───── Texto

A
advogada, Elisabete Chaves, que se encontra presa preventivamente há 14 meses, está acusada de legalizar irregularmente 300 imigrantes. Os factos remontam ao ano de 2001.
Elisabete Chaves está acusada - num processo que envolve mais 14 arguidos - da prática de
um total 658
crimes: um de associação de auxílio à imigração
ilegal, um de angariação de mão-de-obra ilegal, 198 de auxílio à imigração ilegal, 198 de falsificação, 198 de falsificação de documento autêntico, 34 de corrupção activa, 18 de lenocínio, sete de tráfico de influências, quatro de burla e um de descaminho. A defesa da advogada constestou já as acusações de auxílio à imigração ilegal.
Para além da advogada, o DIAP/Porto acusou o funcionário administrativo do SEF José Alberto Bessa de 206 crimes e os inspectores do mesmo organismo, Jaime Manuel Oliveira e Isilda Matos Mendes, respectivamente de 50 e de 226 crimes.
O
inspector da Inspecção de Trabalho, Joaquim Costa e Silva é acusado de nove crimes, estando ainda envolvidos no caso um outro inspector do SEF, um advogado, os pais da principal arguida e seis empresários.

──────────
───── Dados fornecidos

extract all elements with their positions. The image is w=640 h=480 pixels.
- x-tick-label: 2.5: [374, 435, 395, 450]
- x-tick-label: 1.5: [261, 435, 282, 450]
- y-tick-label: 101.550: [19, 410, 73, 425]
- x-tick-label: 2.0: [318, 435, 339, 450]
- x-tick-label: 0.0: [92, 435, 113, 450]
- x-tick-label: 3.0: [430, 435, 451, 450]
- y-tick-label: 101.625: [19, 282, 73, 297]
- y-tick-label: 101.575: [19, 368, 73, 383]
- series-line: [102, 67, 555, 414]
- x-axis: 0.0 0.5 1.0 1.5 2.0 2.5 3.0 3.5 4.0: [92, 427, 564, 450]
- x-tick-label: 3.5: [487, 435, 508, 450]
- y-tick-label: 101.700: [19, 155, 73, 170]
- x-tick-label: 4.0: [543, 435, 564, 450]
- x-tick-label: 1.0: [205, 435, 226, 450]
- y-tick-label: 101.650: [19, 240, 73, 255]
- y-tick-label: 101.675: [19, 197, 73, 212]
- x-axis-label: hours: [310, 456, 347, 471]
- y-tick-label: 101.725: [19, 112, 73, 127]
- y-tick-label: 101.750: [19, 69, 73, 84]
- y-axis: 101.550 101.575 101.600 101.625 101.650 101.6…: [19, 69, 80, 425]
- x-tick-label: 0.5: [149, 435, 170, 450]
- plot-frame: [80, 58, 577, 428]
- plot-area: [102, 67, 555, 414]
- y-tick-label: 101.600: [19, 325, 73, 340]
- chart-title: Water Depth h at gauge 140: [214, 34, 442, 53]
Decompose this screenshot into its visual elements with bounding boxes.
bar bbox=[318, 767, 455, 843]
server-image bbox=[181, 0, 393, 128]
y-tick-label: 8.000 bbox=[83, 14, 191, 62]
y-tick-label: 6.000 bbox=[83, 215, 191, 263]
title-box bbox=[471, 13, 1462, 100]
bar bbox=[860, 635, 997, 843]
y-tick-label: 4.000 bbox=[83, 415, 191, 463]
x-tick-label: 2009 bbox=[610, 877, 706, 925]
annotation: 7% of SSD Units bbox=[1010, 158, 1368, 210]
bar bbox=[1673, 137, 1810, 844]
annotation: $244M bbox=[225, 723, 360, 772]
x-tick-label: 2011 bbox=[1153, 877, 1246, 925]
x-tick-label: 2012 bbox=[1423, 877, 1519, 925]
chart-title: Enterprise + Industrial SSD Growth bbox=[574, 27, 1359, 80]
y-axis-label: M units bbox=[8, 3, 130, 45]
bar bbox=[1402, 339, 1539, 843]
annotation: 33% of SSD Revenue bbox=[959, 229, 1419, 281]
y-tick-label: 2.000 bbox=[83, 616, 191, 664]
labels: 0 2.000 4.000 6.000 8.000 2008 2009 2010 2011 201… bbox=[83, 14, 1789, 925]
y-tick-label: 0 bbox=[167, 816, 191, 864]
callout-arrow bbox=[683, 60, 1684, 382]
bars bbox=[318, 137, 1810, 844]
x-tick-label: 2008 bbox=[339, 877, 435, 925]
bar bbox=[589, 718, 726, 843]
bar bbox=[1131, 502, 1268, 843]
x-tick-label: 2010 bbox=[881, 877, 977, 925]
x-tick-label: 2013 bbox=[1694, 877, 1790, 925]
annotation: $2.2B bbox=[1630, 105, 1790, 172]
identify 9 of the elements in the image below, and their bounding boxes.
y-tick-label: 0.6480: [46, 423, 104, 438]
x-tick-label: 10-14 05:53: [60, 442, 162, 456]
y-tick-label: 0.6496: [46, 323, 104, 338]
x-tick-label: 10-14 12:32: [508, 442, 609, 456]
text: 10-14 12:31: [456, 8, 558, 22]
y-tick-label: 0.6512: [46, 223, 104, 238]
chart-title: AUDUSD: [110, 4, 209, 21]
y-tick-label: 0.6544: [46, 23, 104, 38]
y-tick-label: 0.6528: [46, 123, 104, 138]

──────────

O que fazer »
Transcreva da notícia sobre a advogada acusada de legalizar imigrantes o trecho que começa nas palavras "Elisabete Chaves está" e termina em "à imigração ilegal.".

Resultado da tarefa »
Elisabete Chaves está acusada - num processo que envolve mais 14 arguidos - da prática de
um total 658
crimes: um de associação de auxílio à imigração
ilegal, um de angariação de mão-de-obra ilegal, 198 de auxílio à imigração ilegal, 198 de falsificação, 198 de falsificação de documento autêntico, 34 de corrupção activa, 18 de lenocínio, sete de tráfico de influências, quatro de burla e um de descaminho. A defesa da advogada constestou já as acusações de auxílio à imigração ilegal.